**SHORT PROBLEM**
Quote word for word every line of the material from its very start through the line containing "g-xtick-label: 10,000 [525,580,550,589]", including both the first line and that one, and nothing beyond it.

-----

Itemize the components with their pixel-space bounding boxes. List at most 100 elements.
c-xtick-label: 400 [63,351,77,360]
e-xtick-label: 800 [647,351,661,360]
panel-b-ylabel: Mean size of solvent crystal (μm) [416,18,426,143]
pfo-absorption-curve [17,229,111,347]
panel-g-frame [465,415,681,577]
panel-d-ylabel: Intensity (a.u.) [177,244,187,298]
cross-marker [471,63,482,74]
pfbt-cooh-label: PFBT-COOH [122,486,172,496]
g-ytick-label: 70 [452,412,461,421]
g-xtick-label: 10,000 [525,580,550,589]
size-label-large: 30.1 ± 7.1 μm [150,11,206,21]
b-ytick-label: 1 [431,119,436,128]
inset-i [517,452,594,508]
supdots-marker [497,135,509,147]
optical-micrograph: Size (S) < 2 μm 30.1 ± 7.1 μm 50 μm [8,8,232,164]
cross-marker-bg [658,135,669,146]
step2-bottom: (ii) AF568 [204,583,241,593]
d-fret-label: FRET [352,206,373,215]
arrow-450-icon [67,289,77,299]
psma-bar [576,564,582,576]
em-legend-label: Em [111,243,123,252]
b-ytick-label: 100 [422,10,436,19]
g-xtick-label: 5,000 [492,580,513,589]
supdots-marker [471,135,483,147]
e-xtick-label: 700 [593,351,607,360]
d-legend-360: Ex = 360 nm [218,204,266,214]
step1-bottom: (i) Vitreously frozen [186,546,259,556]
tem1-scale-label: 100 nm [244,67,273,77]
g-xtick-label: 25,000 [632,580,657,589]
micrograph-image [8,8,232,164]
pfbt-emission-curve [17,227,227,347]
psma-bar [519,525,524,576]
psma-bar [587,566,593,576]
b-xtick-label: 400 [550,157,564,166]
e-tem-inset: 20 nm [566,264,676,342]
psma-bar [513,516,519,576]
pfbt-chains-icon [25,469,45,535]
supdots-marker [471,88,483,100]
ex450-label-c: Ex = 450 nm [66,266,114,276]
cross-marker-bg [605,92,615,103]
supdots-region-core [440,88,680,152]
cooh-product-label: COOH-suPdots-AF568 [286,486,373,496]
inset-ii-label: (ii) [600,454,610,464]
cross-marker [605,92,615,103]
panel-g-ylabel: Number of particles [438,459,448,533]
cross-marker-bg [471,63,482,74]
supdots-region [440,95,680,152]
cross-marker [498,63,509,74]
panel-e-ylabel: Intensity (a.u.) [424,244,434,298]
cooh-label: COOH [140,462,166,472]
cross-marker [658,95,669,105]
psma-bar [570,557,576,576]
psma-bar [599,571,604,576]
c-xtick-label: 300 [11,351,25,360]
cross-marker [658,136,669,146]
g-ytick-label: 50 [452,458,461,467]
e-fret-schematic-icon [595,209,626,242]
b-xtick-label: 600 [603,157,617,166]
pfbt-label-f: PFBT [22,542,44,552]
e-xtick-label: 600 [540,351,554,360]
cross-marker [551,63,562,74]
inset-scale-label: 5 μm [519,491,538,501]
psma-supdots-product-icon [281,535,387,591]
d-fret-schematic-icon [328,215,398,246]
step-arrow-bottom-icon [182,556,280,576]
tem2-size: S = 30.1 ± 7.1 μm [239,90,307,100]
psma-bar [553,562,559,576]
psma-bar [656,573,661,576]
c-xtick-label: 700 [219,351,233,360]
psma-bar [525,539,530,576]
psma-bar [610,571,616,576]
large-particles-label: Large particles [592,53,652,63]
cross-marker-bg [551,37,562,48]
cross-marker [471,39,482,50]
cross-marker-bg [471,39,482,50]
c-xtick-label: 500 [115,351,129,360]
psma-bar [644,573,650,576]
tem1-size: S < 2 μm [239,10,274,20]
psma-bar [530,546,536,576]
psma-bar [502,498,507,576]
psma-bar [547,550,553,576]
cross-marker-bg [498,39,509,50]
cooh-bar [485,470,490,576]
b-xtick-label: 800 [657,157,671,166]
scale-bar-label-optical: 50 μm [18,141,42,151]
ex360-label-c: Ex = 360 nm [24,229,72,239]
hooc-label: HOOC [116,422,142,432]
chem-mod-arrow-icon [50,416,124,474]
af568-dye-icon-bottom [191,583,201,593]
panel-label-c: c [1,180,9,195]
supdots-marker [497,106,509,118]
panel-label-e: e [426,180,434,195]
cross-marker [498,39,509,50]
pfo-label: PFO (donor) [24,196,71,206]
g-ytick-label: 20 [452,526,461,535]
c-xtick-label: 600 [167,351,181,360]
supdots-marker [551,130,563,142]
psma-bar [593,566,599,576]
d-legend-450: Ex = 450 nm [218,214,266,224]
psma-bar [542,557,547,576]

-----

**ANSWER TO THIS TASK**
Itemize the components with their pixel-space bounding boxes. List at most 100 elements.
c-xtick-label: 400 [63,351,77,360]
e-xtick-label: 800 [647,351,661,360]
panel-b-ylabel: Mean size of solvent crystal (μm) [416,18,426,143]
pfo-absorption-curve [17,229,111,347]
panel-g-frame [465,415,681,577]
panel-d-ylabel: Intensity (a.u.) [177,244,187,298]
cross-marker [471,63,482,74]
pfbt-cooh-label: PFBT-COOH [122,486,172,496]
g-ytick-label: 70 [452,412,461,421]
g-xtick-label: 10,000 [525,580,550,589]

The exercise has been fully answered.